THE EXERCISE: Give only the number of lines in these records that contain the word "with".

Dataset entries:
•••••

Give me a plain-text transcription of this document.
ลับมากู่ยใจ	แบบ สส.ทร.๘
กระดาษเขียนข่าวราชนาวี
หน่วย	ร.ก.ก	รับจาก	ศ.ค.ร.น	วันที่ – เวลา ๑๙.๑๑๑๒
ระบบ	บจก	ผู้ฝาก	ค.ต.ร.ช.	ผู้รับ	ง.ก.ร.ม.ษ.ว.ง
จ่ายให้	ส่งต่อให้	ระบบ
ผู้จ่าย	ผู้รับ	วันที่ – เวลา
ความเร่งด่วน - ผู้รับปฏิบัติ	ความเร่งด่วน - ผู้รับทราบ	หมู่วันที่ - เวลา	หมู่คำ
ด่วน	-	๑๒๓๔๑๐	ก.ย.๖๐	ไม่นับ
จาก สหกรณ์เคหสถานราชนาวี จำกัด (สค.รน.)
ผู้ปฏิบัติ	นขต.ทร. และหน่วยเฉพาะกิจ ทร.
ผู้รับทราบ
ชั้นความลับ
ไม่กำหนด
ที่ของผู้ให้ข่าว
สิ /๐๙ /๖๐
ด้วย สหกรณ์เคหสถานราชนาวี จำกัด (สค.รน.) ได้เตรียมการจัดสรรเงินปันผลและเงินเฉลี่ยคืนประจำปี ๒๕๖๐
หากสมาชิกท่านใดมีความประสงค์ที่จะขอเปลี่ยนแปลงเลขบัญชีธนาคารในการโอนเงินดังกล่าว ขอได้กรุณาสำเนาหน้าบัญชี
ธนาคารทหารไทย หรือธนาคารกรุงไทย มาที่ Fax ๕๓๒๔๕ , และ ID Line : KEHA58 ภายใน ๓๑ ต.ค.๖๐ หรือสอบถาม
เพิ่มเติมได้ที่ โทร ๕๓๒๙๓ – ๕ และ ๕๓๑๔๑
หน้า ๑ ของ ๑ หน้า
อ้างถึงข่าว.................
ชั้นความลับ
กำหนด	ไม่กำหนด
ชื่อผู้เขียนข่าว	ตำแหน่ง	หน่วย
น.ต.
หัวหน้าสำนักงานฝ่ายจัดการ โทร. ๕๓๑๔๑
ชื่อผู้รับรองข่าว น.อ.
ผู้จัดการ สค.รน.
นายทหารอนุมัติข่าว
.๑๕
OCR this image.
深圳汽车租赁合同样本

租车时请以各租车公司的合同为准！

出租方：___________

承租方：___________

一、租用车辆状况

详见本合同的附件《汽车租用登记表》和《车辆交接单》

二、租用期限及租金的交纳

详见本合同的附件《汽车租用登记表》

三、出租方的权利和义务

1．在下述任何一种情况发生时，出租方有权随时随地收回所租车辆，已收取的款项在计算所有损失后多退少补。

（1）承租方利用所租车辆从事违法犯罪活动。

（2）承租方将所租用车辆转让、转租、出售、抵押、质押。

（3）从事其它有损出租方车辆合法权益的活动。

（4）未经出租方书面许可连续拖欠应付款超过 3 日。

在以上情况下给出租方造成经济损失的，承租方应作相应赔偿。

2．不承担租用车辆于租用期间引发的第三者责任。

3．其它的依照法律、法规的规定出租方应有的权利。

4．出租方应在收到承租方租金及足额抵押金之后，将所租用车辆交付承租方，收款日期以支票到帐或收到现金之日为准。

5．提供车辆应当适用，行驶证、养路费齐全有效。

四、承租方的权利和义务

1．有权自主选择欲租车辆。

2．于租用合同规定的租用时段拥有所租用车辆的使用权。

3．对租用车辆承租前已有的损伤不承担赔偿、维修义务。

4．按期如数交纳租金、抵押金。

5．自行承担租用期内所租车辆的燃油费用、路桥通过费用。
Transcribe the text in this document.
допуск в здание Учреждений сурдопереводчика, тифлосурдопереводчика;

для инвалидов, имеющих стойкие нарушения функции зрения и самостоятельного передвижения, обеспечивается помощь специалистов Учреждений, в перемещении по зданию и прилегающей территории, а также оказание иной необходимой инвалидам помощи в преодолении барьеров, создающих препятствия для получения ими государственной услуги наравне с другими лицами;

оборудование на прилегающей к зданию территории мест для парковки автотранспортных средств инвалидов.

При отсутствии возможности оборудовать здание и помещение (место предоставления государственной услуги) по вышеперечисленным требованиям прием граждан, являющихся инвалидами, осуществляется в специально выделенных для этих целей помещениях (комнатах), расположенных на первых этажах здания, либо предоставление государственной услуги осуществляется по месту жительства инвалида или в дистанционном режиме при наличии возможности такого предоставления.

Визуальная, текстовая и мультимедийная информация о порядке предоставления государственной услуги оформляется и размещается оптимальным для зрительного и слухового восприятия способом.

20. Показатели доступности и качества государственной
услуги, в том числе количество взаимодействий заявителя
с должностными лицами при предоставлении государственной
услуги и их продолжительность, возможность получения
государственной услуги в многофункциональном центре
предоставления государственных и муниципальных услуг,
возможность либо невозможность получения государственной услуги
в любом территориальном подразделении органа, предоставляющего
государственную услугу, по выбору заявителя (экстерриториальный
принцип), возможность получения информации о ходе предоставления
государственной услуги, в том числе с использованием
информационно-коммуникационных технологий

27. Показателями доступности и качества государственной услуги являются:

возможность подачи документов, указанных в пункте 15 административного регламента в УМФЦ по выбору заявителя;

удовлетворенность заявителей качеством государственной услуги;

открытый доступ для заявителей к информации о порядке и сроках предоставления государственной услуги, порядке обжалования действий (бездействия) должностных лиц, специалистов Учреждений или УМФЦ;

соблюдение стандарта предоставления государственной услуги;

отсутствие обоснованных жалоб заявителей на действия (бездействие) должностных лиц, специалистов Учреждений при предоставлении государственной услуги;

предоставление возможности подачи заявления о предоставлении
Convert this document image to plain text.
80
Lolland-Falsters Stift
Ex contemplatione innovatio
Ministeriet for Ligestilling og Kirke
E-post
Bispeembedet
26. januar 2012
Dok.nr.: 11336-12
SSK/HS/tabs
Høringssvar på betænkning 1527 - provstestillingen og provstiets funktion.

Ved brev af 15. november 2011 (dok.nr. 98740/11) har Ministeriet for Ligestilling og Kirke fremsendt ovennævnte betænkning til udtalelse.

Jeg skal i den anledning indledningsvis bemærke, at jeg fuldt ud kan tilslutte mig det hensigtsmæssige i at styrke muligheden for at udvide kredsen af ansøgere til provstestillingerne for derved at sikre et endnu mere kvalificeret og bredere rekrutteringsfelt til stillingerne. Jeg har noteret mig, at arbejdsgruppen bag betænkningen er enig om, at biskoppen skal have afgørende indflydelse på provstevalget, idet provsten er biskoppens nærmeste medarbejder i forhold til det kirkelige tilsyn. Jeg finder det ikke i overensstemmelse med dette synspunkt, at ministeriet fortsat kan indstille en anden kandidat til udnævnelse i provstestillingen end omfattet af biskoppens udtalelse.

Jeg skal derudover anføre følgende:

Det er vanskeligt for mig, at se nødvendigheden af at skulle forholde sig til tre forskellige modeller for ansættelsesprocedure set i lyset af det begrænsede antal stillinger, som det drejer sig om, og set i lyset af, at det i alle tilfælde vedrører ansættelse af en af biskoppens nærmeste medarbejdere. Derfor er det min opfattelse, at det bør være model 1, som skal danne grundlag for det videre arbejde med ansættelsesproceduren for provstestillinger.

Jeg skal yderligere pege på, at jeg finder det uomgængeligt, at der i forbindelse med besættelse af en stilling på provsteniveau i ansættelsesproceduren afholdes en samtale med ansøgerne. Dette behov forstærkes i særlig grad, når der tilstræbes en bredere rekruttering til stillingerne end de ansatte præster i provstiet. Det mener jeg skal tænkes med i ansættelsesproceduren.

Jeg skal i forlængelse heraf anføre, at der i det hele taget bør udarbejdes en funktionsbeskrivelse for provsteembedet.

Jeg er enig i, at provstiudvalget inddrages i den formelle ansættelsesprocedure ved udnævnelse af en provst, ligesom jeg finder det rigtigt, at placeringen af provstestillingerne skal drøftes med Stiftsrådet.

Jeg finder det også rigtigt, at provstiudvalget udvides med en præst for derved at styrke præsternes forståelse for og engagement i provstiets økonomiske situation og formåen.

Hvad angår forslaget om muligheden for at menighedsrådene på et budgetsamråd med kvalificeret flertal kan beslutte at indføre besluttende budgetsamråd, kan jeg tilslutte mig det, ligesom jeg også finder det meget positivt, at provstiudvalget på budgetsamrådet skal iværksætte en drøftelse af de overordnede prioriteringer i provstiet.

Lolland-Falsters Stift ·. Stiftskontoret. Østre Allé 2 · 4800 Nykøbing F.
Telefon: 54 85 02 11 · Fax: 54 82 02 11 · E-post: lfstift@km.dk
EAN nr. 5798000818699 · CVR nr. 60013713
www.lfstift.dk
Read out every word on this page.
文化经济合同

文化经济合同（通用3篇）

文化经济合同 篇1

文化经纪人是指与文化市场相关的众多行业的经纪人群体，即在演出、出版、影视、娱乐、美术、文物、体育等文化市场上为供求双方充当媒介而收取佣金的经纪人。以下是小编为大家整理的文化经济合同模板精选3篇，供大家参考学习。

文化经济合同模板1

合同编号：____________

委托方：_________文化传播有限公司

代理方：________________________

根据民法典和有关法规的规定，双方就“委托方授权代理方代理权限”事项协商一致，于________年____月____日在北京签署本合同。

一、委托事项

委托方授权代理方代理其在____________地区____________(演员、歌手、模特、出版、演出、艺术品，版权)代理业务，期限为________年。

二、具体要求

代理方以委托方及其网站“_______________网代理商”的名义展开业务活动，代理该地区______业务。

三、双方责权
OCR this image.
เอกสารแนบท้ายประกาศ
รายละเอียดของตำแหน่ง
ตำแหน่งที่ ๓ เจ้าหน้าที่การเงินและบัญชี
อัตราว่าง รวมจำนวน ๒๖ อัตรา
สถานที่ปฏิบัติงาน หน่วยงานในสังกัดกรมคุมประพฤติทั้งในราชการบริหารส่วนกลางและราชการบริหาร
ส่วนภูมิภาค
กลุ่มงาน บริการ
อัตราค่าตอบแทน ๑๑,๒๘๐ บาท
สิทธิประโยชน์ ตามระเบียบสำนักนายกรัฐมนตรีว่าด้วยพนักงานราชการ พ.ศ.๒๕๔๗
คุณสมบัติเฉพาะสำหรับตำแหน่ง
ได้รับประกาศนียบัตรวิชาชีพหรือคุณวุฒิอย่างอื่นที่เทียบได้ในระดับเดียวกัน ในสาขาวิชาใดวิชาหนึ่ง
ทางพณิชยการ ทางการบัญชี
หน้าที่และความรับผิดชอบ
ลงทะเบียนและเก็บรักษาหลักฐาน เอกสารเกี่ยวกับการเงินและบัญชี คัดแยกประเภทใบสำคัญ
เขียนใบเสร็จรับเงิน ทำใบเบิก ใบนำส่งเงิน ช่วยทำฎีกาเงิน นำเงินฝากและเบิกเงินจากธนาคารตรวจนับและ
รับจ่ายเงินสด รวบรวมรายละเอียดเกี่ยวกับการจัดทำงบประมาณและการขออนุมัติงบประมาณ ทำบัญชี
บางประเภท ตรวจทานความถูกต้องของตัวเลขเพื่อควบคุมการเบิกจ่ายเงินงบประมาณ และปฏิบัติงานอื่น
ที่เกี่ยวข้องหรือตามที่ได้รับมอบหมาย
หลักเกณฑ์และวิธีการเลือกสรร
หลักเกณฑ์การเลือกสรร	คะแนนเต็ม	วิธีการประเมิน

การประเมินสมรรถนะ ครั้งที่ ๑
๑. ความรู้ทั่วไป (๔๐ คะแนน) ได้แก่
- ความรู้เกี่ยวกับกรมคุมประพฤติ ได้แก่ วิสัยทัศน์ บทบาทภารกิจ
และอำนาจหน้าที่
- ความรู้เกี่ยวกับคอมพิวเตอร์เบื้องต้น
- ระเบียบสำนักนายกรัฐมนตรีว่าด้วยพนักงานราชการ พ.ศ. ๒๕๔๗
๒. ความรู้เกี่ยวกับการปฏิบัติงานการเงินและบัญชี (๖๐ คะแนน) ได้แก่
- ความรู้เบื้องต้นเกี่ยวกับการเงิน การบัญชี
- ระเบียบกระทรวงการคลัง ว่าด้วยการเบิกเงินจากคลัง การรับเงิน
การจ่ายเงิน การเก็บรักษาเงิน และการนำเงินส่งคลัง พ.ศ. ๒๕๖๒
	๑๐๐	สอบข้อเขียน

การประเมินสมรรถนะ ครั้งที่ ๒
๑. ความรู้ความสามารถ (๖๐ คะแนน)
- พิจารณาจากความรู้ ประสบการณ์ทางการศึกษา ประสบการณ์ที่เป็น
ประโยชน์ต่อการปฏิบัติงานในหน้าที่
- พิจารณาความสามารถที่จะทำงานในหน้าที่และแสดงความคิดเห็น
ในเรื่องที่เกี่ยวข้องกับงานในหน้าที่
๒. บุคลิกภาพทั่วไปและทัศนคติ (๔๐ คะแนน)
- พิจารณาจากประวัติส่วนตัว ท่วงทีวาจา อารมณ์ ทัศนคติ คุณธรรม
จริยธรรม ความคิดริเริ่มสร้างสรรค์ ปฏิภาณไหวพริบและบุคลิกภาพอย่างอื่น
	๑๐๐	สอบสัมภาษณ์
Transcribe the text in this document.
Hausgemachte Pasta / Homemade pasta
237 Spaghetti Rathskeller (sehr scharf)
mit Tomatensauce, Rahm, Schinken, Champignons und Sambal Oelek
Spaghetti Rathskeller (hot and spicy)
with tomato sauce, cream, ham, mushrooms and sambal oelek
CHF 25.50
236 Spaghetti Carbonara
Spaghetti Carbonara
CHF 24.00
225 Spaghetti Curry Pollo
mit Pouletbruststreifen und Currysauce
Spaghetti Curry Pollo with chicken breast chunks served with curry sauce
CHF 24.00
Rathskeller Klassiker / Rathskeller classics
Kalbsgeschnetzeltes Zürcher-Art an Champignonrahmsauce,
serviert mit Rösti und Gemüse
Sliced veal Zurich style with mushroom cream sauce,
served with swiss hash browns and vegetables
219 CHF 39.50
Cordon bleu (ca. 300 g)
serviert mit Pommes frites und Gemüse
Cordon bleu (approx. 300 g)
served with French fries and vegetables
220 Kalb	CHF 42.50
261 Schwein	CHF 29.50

•••••

OUTPUT FOR THIS TASK: 5